* Exercise *
Lines that hold the word "icon" should be located and copied.

* Input material *
________

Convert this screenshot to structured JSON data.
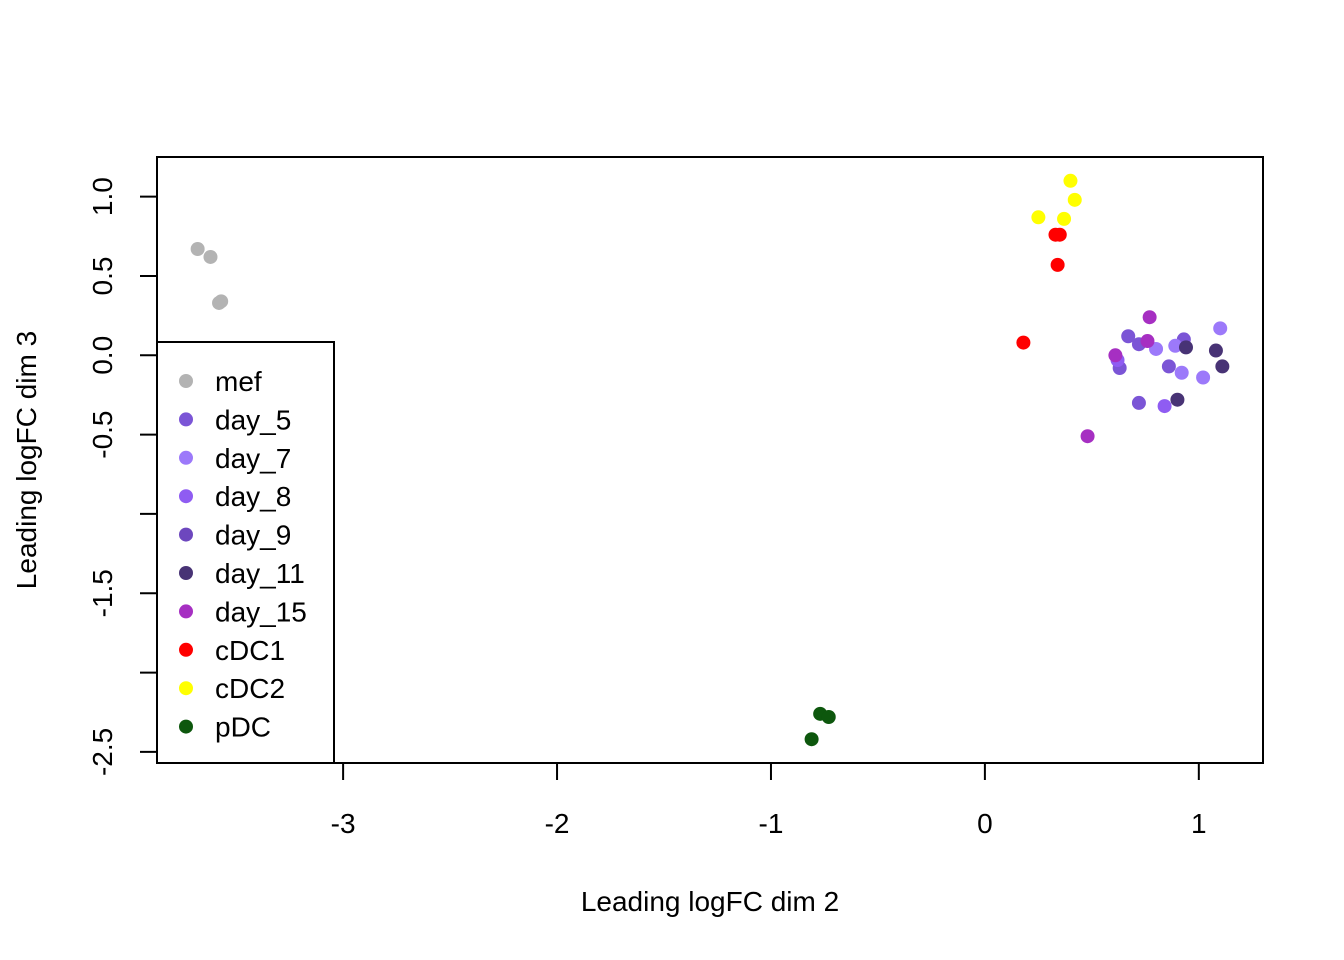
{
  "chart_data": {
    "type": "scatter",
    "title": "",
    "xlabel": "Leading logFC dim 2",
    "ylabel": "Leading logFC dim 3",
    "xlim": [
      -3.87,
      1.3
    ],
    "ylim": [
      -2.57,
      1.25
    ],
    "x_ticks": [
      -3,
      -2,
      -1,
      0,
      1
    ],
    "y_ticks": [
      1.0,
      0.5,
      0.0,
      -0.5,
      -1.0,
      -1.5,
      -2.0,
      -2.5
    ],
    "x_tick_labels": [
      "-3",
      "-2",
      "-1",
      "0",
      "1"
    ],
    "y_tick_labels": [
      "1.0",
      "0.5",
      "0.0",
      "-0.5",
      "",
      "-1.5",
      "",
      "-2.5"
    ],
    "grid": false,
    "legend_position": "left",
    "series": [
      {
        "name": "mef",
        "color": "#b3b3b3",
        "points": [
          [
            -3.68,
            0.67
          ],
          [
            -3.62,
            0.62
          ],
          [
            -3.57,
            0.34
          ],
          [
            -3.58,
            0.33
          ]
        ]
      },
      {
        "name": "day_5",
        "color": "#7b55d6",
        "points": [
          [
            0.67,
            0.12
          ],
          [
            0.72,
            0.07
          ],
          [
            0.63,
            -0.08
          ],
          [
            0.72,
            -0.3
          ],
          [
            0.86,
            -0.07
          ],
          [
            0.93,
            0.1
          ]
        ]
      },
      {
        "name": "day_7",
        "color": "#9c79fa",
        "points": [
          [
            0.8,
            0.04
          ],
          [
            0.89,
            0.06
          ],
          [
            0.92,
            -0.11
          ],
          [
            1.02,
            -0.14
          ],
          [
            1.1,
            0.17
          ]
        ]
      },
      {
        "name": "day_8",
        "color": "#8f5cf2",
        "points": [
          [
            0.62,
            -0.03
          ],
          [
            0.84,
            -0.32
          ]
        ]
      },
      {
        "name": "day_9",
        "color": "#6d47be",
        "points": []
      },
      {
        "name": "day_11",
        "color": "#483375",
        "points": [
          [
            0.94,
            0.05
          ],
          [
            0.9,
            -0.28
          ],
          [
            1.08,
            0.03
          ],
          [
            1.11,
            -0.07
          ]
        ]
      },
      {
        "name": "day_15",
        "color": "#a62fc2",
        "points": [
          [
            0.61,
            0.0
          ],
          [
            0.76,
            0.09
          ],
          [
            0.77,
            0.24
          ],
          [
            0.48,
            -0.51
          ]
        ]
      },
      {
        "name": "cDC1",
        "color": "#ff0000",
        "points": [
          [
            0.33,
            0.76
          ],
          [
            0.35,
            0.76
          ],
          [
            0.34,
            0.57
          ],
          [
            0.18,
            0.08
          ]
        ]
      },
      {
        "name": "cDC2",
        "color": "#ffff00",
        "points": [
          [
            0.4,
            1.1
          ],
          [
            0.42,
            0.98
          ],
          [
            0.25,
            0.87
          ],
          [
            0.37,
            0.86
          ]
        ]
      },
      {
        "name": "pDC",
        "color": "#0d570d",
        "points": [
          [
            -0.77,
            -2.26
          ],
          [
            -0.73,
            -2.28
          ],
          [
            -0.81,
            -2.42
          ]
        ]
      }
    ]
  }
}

________

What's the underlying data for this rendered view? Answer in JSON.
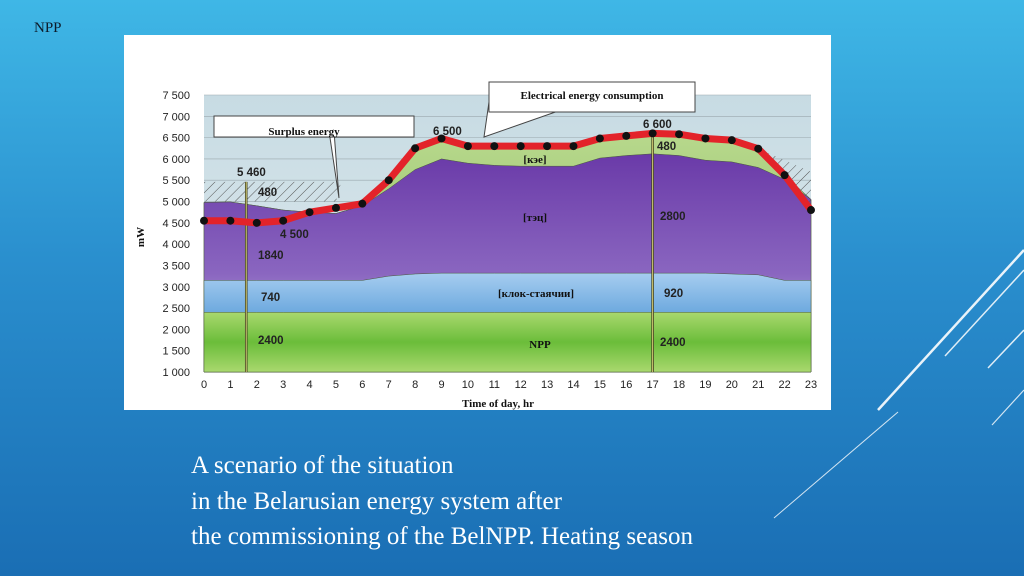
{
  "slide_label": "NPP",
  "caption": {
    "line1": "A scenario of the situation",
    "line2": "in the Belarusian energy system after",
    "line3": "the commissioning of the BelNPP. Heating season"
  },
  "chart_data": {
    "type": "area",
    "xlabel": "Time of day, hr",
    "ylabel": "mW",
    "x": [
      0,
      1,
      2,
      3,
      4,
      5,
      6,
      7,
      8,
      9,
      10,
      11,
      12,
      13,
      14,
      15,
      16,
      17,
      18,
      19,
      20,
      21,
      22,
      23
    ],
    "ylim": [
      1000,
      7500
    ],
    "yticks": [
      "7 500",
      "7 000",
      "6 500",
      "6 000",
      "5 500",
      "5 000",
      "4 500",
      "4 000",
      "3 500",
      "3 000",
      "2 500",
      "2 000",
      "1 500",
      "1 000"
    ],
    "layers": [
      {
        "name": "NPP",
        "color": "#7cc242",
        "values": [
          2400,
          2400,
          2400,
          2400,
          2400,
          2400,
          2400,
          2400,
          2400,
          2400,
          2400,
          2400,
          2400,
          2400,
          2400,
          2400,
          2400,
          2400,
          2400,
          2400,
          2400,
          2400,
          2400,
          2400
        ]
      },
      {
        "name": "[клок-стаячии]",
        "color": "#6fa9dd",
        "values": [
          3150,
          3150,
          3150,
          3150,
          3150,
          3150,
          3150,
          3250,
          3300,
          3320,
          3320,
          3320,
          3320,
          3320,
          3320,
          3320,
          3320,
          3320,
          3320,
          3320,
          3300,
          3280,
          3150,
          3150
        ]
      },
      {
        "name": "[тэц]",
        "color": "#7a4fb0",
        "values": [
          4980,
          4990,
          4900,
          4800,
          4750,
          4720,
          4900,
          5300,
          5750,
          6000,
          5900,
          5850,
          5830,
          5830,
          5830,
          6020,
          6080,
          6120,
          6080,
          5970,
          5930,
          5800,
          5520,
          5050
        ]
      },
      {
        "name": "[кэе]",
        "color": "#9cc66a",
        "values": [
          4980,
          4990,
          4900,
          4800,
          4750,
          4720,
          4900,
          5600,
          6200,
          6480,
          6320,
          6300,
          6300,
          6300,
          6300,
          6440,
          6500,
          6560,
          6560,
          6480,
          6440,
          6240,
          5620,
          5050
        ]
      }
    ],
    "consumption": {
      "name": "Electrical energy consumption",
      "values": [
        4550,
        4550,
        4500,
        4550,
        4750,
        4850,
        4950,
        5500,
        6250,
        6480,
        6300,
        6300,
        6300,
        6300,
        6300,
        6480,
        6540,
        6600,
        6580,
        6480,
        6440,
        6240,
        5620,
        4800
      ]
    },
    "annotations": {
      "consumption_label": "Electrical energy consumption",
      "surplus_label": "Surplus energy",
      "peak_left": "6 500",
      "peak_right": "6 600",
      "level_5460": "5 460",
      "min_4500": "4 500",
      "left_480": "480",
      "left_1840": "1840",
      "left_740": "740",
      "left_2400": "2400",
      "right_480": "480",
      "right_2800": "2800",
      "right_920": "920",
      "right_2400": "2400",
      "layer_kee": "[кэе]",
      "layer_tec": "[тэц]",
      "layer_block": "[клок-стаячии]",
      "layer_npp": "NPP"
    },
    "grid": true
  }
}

________

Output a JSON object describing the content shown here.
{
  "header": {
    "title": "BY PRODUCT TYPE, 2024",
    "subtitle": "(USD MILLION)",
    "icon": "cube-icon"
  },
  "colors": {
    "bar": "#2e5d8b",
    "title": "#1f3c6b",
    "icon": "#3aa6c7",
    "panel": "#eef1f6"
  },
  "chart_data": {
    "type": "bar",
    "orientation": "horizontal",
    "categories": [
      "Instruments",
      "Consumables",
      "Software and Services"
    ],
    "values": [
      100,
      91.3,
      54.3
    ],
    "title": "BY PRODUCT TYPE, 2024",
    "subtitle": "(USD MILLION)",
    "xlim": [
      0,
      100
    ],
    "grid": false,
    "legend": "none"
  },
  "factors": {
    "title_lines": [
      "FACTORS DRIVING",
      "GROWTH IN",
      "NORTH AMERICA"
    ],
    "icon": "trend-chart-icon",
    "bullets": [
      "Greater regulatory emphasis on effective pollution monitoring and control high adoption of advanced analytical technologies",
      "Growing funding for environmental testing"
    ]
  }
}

________

* Reply to the exercise *
    "icon": "cube-icon"
    "icon": "#3aa6c7",
    "icon": "trend-chart-icon",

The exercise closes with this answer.